◆ AIM OF THE EXERCISE
Work out how many lines of the material below mention the word "interests"; reply with the number only.

◆ Records from a data collection
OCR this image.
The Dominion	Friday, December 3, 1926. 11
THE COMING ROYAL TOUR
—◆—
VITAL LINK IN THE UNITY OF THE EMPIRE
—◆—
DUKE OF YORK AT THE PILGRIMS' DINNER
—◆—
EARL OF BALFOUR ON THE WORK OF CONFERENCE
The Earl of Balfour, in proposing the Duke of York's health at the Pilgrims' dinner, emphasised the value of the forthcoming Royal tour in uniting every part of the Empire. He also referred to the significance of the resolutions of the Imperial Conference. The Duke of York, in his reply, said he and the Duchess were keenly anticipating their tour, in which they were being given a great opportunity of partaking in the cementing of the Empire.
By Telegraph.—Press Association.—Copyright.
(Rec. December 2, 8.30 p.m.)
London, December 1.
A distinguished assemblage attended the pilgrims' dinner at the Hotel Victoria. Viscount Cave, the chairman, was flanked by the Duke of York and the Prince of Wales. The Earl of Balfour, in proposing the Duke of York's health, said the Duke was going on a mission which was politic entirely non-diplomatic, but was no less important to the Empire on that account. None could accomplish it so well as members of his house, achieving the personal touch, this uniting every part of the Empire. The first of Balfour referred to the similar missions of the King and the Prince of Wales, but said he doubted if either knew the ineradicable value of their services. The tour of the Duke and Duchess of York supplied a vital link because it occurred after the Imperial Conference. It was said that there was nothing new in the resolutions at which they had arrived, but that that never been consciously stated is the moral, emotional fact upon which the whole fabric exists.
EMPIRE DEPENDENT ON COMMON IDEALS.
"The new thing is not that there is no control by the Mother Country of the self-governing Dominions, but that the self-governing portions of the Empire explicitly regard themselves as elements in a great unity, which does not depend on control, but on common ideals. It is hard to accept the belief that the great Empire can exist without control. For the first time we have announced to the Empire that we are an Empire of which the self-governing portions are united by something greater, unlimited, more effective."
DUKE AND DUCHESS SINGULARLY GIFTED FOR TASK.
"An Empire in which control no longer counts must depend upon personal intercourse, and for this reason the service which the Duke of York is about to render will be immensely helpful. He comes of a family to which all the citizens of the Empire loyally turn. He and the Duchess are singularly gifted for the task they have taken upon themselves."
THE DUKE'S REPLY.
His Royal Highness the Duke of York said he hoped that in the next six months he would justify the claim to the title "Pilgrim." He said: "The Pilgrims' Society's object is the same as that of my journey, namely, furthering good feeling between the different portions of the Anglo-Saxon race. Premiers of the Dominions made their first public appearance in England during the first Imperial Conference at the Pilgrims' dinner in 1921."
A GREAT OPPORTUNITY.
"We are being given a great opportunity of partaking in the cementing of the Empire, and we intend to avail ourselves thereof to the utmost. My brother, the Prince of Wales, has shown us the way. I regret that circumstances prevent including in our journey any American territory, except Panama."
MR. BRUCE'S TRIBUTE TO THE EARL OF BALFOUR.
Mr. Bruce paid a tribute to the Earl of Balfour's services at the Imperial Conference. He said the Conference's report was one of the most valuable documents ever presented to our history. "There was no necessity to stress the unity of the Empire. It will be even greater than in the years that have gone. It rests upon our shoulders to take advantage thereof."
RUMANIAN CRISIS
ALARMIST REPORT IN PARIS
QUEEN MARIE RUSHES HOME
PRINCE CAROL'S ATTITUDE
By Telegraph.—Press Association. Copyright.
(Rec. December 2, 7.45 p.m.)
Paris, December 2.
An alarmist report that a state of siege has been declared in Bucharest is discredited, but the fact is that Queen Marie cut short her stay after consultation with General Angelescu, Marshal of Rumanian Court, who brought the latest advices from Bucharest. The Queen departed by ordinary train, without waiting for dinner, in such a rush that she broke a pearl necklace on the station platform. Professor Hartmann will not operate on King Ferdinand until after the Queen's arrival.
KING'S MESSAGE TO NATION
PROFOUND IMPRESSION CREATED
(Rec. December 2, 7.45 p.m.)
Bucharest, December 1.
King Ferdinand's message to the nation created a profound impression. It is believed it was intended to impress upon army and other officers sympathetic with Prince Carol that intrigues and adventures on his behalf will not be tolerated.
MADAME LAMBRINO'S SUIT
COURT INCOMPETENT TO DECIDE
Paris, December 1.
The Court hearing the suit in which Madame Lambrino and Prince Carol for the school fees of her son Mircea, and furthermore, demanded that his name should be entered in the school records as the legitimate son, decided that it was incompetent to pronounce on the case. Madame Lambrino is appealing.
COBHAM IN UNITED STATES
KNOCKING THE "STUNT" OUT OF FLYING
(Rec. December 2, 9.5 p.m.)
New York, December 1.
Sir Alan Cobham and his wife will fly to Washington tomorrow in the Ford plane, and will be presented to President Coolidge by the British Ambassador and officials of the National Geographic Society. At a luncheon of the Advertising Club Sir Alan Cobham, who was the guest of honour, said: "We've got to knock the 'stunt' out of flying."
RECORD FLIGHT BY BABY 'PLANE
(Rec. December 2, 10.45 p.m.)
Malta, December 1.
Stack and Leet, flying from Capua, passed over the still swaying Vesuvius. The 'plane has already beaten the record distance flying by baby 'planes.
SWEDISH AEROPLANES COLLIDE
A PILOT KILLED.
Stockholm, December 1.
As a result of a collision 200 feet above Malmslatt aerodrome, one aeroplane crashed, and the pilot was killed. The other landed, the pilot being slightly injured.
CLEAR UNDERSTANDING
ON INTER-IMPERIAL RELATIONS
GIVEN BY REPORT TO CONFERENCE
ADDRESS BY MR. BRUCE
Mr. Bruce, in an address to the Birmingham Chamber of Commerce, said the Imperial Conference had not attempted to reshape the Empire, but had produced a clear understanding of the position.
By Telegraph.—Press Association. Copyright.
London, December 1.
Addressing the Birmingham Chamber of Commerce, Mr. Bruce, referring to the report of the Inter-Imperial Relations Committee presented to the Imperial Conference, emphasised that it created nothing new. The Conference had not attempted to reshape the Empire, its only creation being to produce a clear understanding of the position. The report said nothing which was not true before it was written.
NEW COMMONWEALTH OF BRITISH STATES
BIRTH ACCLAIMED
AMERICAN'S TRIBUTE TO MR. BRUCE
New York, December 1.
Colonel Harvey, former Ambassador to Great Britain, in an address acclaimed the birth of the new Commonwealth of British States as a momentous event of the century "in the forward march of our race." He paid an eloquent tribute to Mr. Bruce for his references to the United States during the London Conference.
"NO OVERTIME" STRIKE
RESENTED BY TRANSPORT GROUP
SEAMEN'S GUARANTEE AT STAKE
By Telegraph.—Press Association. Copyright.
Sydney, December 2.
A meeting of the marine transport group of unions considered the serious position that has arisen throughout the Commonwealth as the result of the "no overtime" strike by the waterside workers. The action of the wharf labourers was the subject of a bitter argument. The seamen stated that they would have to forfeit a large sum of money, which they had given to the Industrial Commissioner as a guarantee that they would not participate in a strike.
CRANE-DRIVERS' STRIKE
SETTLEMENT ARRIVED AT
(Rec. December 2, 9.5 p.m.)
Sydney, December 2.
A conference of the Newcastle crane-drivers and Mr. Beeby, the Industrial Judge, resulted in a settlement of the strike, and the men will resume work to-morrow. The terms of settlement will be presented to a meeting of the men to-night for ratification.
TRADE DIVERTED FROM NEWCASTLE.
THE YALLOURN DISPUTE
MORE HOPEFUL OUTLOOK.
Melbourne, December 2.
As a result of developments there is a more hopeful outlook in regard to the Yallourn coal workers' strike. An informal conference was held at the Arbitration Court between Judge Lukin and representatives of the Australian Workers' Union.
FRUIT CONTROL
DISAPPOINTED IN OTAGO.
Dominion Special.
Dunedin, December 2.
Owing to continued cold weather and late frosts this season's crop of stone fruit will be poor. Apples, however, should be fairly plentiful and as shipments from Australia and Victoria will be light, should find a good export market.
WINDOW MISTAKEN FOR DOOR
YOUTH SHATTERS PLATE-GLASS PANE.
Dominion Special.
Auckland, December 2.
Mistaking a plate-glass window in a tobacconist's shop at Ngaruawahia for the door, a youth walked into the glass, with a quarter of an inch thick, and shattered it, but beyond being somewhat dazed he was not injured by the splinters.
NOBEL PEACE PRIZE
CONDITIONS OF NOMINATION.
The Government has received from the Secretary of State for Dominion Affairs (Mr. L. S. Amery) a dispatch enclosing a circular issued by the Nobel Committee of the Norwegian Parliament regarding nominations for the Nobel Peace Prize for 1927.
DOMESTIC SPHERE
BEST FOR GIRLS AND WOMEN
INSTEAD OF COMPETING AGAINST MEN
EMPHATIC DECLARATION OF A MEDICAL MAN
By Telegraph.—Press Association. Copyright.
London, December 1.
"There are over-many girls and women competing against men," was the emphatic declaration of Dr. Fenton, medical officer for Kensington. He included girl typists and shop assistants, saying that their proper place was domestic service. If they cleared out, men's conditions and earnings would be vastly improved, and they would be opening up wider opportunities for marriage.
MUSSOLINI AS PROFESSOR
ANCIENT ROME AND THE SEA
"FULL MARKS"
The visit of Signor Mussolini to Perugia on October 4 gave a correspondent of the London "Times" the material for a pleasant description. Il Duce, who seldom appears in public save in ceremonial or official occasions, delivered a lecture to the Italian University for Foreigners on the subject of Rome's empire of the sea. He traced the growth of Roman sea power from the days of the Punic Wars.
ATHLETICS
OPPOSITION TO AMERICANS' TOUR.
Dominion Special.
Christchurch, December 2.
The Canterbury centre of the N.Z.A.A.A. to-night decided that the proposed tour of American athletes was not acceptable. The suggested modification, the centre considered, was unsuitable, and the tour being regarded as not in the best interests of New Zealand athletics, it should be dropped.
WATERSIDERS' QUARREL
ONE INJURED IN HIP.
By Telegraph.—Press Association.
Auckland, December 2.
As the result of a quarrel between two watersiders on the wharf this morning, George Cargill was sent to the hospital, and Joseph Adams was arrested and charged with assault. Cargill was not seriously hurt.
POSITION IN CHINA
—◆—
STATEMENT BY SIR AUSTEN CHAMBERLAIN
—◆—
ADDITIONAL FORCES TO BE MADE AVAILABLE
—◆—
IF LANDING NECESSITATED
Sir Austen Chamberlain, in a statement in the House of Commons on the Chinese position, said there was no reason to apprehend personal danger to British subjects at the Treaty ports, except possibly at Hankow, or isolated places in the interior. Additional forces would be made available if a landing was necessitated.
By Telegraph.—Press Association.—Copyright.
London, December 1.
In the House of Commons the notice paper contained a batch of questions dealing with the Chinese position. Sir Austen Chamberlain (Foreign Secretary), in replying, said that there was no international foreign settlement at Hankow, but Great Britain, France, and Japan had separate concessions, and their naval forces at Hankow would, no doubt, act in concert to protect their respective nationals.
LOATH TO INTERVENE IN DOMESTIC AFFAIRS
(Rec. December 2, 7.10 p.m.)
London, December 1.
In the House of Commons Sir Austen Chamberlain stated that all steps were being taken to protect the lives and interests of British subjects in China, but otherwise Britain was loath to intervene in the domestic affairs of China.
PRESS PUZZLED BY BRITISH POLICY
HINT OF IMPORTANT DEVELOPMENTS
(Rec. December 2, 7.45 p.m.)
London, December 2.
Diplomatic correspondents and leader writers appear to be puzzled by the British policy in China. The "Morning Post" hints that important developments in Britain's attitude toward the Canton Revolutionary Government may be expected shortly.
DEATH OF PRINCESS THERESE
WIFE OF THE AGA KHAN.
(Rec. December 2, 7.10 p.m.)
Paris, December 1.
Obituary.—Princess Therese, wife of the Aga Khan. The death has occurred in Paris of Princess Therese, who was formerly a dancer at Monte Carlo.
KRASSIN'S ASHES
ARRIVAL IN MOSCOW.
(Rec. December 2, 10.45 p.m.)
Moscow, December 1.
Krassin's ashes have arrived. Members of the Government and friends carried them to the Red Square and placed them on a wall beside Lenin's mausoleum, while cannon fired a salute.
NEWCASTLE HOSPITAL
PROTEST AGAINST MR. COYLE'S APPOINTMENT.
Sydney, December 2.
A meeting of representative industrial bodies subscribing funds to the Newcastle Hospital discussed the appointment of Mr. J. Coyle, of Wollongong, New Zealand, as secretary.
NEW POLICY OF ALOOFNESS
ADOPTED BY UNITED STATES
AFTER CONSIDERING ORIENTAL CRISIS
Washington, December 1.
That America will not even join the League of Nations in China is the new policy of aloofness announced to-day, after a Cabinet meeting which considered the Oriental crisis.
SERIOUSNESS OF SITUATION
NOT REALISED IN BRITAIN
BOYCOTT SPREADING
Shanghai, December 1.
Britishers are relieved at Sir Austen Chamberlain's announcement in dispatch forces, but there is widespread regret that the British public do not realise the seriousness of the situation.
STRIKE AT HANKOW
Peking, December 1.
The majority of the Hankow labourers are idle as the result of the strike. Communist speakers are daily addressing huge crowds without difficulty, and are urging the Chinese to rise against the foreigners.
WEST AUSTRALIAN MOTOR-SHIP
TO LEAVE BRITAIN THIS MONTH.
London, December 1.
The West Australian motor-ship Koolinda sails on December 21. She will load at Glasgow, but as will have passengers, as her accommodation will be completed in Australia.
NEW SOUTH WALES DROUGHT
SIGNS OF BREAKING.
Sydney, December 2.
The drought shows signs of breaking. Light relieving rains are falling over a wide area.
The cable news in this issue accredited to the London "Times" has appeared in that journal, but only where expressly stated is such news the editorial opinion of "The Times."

◆ ANSWER TO THE TASK
2